> [Written problem]: Transcribe the whole listing below without changing a word, but leave out every image.

> [Source records]:

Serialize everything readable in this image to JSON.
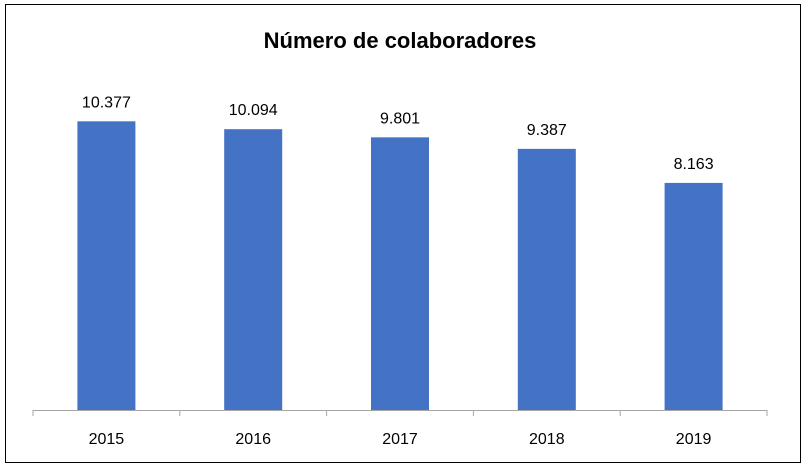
{
  "chart_data": {
    "type": "bar",
    "title": "Número de colaboradores",
    "xlabel": "",
    "ylabel": "",
    "categories": [
      "2015",
      "2016",
      "2017",
      "2018",
      "2019"
    ],
    "values": [
      10377,
      10094,
      9801,
      9387,
      8163
    ],
    "data_labels": [
      "10.377",
      "10.094",
      "9.801",
      "9.387",
      "8.163"
    ],
    "ylim": [
      0,
      12000
    ],
    "grid": false,
    "legend": "none",
    "bar_color": "#4472C4",
    "axis_color": "#A6A6A6",
    "border_color": "#000000"
  }
}
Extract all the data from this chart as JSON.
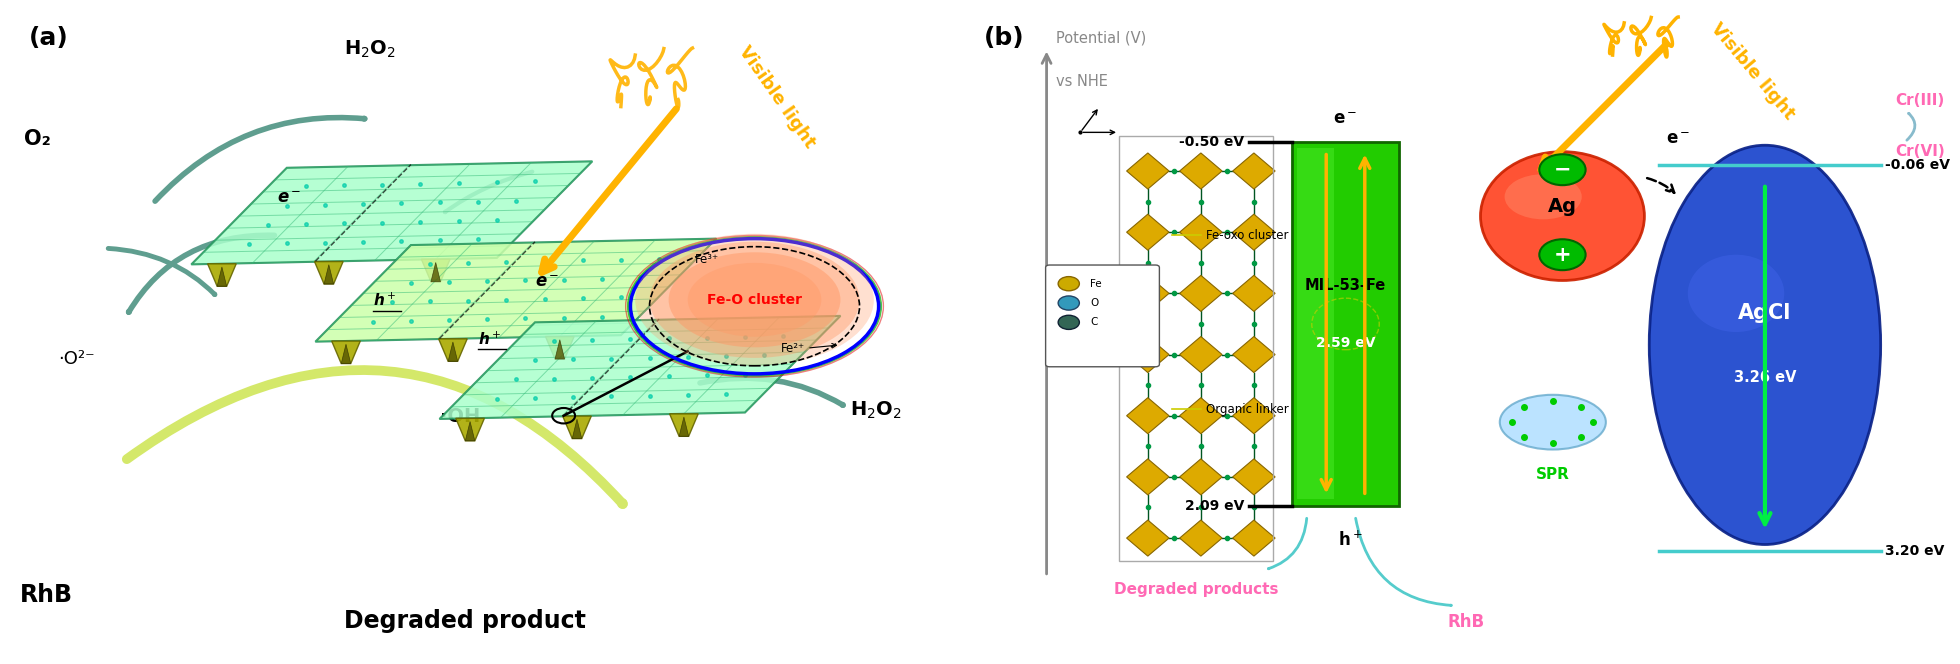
{
  "panel_a": {
    "label": "(a)",
    "visible_light_text": "Visible light",
    "visible_light_color": "#FFB300",
    "o2_label": "O₂",
    "oh_label": "·OH",
    "o2_radical_label": "·O²⁻",
    "rhb_label": "RhB",
    "degraded_label": "Degraded product",
    "fe_o_cluster_label": "Fe-O cluster",
    "fe3_label": "Fe³⁺",
    "fe2_label": "Fe²⁺",
    "arrow_color": "#5F9E8F",
    "yellowgreen_arrow": "#D4E86A",
    "sheet_colors": [
      "#B8F0D0",
      "#98E8B8",
      "#78DCA0"
    ],
    "sheet_grid_color": "#228855",
    "sheet_edge_color": "#228855",
    "diamond_color": "#CCCC00",
    "cluster_fill": "#FF9966",
    "cluster_border_blue": "#0000FF",
    "cluster_border_green": "#00AA00",
    "cluster_border_red": "#FF0000"
  },
  "panel_b": {
    "label": "(b)",
    "potential_label": "Potential (V)",
    "vs_nhe_label": "vs NHE",
    "visible_light_text": "Visible light",
    "visible_light_color": "#FFB300",
    "mil53_label": "MIL-53-Fe",
    "mil53_bandgap": "2.59 eV",
    "mil53_color": "#22CC00",
    "agcl_label": "AgCl",
    "agcl_bandgap": "3.26 eV",
    "agcl_color": "#1A44CC",
    "ag_label": "Ag",
    "ag_color": "#FF4400",
    "spr_label": "SPR",
    "spr_color": "#00CC00",
    "cb_mil53": "-0.50 eV",
    "vb_mil53": "2.09 eV",
    "cb_agcl": "-0.06 eV",
    "vb_agcl": "3.20 eV",
    "degraded_label": "Degraded products",
    "degraded_color": "#FF69B4",
    "rhb_label": "RhB",
    "rhb_color": "#FF69B4",
    "cri_label": "Cr(III)",
    "cri_color": "#FF69B4",
    "crvi_label": "Cr(VI)",
    "crvi_color": "#FF69B4",
    "fe_oxo_label": "Fe-oxo cluster",
    "organic_linker_label": "Organic linker",
    "arrow_up_color": "#FFB300",
    "level_line_color": "#000000",
    "agcl_level_color": "#44CCCC",
    "arrow_green": "#00CC44",
    "mof_diamond_color": "#CCAA00",
    "mof_dot_color": "#006600"
  }
}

> [Full answer]:
Serialize everything readable in this image to JSON.
{
  "chart_data": {
    "type": "bar",
    "title": "Número de colaboradores",
    "xlabel": "",
    "ylabel": "",
    "categories": [
      "2015",
      "2016",
      "2017",
      "2018",
      "2019"
    ],
    "values": [
      10377,
      10094,
      9801,
      9387,
      8163
    ],
    "data_labels": [
      "10.377",
      "10.094",
      "9.801",
      "9.387",
      "8.163"
    ],
    "ylim": [
      0,
      12000
    ],
    "grid": false,
    "legend": "none",
    "bar_color": "#4472C4",
    "axis_color": "#A6A6A6",
    "border_color": "#000000"
  }
}
Extract all the data from this chart as JSON.
{
  "panel_a": {
    "label": "(a)",
    "visible_light_text": "Visible light",
    "visible_light_color": "#FFB300",
    "o2_label": "O₂",
    "oh_label": "·OH",
    "o2_radical_label": "·O²⁻",
    "rhb_label": "RhB",
    "degraded_label": "Degraded product",
    "fe_o_cluster_label": "Fe-O cluster",
    "fe3_label": "Fe³⁺",
    "fe2_label": "Fe²⁺",
    "arrow_color": "#5F9E8F",
    "yellowgreen_arrow": "#D4E86A",
    "sheet_colors": [
      "#B8F0D0",
      "#98E8B8",
      "#78DCA0"
    ],
    "sheet_grid_color": "#228855",
    "sheet_edge_color": "#228855",
    "diamond_color": "#CCCC00",
    "cluster_fill": "#FF9966",
    "cluster_border_blue": "#0000FF",
    "cluster_border_green": "#00AA00",
    "cluster_border_red": "#FF0000"
  },
  "panel_b": {
    "label": "(b)",
    "potential_label": "Potential (V)",
    "vs_nhe_label": "vs NHE",
    "visible_light_text": "Visible light",
    "visible_light_color": "#FFB300",
    "mil53_label": "MIL-53-Fe",
    "mil53_bandgap": "2.59 eV",
    "mil53_color": "#22CC00",
    "agcl_label": "AgCl",
    "agcl_bandgap": "3.26 eV",
    "agcl_color": "#1A44CC",
    "ag_label": "Ag",
    "ag_color": "#FF4400",
    "spr_label": "SPR",
    "spr_color": "#00CC00",
    "cb_mil53": "-0.50 eV",
    "vb_mil53": "2.09 eV",
    "cb_agcl": "-0.06 eV",
    "vb_agcl": "3.20 eV",
    "degraded_label": "Degraded products",
    "degraded_color": "#FF69B4",
    "rhb_label": "RhB",
    "rhb_color": "#FF69B4",
    "cri_label": "Cr(III)",
    "cri_color": "#FF69B4",
    "crvi_label": "Cr(VI)",
    "crvi_color": "#FF69B4",
    "fe_oxo_label": "Fe-oxo cluster",
    "organic_linker_label": "Organic linker",
    "arrow_up_color": "#FFB300",
    "level_line_color": "#000000",
    "agcl_level_color": "#44CCCC",
    "arrow_green": "#00CC44",
    "mof_diamond_color": "#CCAA00",
    "mof_dot_color": "#006600"
  }
}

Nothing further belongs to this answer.